_Records supplied_
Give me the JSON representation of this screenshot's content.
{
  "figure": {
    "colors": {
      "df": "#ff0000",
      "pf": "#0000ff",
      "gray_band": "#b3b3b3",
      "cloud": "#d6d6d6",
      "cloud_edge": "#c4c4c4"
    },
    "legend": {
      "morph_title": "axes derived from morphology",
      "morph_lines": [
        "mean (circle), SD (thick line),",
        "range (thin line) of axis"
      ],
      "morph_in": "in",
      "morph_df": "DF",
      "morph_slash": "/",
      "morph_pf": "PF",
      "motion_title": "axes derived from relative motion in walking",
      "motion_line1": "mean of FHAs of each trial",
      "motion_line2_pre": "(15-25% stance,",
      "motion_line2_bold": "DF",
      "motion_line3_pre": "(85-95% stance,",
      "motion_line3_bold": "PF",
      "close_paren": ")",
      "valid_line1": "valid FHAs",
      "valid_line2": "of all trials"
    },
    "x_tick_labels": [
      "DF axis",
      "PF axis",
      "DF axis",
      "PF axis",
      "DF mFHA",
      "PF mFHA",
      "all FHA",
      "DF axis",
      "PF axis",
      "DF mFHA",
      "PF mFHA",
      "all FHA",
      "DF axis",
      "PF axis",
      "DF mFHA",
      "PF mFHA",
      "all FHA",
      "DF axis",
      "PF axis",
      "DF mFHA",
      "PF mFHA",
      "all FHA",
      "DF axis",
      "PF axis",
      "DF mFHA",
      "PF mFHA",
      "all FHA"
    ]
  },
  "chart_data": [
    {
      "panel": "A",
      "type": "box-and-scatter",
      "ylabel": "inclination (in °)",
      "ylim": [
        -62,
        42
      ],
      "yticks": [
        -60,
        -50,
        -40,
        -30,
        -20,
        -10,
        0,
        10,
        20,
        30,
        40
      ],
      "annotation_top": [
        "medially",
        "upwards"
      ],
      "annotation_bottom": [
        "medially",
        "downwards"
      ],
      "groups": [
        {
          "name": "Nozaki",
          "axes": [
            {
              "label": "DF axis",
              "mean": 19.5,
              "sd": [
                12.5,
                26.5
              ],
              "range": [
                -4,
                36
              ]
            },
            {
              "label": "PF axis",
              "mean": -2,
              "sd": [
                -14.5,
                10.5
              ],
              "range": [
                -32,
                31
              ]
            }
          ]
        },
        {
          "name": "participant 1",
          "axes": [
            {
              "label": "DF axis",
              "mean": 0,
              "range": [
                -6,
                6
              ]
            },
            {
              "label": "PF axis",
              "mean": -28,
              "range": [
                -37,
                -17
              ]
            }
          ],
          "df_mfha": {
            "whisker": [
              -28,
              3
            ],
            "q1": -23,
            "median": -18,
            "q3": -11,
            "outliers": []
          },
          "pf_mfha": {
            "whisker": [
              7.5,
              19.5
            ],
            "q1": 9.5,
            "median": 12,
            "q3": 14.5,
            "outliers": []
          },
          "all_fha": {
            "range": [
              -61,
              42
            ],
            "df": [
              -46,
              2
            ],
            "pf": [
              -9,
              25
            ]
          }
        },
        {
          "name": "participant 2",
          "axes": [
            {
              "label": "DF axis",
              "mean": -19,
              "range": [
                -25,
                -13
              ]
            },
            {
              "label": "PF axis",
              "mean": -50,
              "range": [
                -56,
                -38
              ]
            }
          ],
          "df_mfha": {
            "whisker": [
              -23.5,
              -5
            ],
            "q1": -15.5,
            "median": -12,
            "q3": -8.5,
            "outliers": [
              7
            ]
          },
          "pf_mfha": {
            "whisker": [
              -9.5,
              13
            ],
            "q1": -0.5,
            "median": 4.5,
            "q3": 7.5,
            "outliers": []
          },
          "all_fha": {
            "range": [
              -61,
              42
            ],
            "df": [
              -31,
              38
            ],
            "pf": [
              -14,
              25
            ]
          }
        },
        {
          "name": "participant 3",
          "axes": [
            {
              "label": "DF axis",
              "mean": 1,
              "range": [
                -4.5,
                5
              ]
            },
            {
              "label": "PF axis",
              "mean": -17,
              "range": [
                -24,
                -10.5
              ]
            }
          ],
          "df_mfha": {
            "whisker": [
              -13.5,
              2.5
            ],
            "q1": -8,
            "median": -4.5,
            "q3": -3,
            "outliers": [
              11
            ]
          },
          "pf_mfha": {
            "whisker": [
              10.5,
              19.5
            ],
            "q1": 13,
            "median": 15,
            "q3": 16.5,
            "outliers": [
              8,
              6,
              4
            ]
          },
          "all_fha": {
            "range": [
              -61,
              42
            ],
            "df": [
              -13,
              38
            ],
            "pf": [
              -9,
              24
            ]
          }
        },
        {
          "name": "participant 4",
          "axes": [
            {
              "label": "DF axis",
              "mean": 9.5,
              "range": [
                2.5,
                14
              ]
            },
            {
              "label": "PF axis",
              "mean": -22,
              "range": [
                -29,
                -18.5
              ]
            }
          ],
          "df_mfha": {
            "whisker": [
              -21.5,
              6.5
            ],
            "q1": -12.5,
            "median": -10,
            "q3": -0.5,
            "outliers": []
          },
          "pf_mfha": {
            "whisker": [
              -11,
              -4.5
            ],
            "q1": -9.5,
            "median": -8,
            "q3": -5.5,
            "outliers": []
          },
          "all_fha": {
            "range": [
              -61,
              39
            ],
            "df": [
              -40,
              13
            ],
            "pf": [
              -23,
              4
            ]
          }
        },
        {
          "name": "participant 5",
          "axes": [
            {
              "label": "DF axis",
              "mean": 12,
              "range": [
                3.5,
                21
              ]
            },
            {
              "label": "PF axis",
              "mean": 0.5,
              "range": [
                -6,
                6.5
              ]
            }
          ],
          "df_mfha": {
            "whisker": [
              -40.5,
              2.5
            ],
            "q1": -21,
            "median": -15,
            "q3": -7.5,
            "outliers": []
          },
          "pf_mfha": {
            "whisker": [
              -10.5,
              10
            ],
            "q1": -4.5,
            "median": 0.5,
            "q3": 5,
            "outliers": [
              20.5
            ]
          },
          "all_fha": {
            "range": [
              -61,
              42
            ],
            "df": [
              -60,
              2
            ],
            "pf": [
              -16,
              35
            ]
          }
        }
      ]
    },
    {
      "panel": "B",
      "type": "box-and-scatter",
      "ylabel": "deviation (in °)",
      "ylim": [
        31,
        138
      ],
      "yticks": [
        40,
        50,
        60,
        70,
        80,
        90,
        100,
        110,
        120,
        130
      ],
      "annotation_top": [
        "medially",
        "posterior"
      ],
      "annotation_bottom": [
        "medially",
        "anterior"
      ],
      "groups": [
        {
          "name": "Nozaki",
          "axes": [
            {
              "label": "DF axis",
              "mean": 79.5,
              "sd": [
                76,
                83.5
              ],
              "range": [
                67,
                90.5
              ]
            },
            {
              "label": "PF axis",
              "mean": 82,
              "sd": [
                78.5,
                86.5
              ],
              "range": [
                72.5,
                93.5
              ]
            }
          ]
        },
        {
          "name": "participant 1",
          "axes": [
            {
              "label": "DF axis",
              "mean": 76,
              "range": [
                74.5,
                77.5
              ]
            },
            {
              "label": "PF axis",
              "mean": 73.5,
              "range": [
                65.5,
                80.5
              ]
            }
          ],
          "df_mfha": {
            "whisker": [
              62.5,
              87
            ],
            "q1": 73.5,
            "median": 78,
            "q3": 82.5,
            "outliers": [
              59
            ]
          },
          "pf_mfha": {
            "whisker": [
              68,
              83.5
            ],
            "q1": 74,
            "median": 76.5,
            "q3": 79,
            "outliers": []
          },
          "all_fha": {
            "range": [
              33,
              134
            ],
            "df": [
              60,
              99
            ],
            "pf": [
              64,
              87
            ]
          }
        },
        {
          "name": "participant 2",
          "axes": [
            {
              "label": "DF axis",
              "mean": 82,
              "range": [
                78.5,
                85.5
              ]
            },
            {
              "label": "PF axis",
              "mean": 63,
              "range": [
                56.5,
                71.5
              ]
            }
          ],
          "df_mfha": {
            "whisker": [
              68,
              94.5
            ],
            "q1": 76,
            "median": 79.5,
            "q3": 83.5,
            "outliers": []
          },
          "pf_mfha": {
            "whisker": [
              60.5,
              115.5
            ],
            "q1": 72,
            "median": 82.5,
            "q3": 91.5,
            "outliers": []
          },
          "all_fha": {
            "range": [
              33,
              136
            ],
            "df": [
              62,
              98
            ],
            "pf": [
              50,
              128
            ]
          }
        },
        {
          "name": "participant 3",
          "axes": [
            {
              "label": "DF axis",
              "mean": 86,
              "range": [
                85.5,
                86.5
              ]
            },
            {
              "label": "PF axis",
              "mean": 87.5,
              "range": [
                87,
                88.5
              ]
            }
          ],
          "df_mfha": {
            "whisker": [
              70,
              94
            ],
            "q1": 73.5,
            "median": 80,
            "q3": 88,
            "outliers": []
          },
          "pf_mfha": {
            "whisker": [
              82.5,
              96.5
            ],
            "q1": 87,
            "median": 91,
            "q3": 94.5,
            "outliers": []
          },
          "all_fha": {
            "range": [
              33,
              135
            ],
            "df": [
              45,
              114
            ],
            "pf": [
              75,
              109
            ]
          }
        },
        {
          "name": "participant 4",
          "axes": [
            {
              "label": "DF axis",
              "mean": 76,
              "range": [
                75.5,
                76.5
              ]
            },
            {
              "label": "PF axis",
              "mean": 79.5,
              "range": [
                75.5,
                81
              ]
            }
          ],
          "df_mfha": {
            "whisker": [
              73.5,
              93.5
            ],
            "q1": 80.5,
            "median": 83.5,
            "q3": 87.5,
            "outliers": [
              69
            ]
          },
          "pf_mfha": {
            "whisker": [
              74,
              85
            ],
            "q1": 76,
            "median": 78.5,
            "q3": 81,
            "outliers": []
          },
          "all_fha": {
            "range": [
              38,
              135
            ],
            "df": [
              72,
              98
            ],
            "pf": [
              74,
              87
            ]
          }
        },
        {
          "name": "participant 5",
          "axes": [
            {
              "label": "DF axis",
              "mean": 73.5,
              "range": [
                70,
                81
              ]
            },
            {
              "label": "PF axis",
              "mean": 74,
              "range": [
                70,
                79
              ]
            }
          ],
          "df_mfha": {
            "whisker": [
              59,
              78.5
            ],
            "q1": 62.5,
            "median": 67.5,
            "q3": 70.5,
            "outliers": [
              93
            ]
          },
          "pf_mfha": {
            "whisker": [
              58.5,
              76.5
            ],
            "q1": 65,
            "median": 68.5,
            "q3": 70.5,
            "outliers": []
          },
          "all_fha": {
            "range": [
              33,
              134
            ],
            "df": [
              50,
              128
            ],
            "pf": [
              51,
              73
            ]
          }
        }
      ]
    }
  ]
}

_Work instructions_
In the material above, find each line that contains the word "from", and select it.

_Final answer_
      "morph_title": "axes derived from morphology",
      "motion_title": "axes derived from relative motion in walking",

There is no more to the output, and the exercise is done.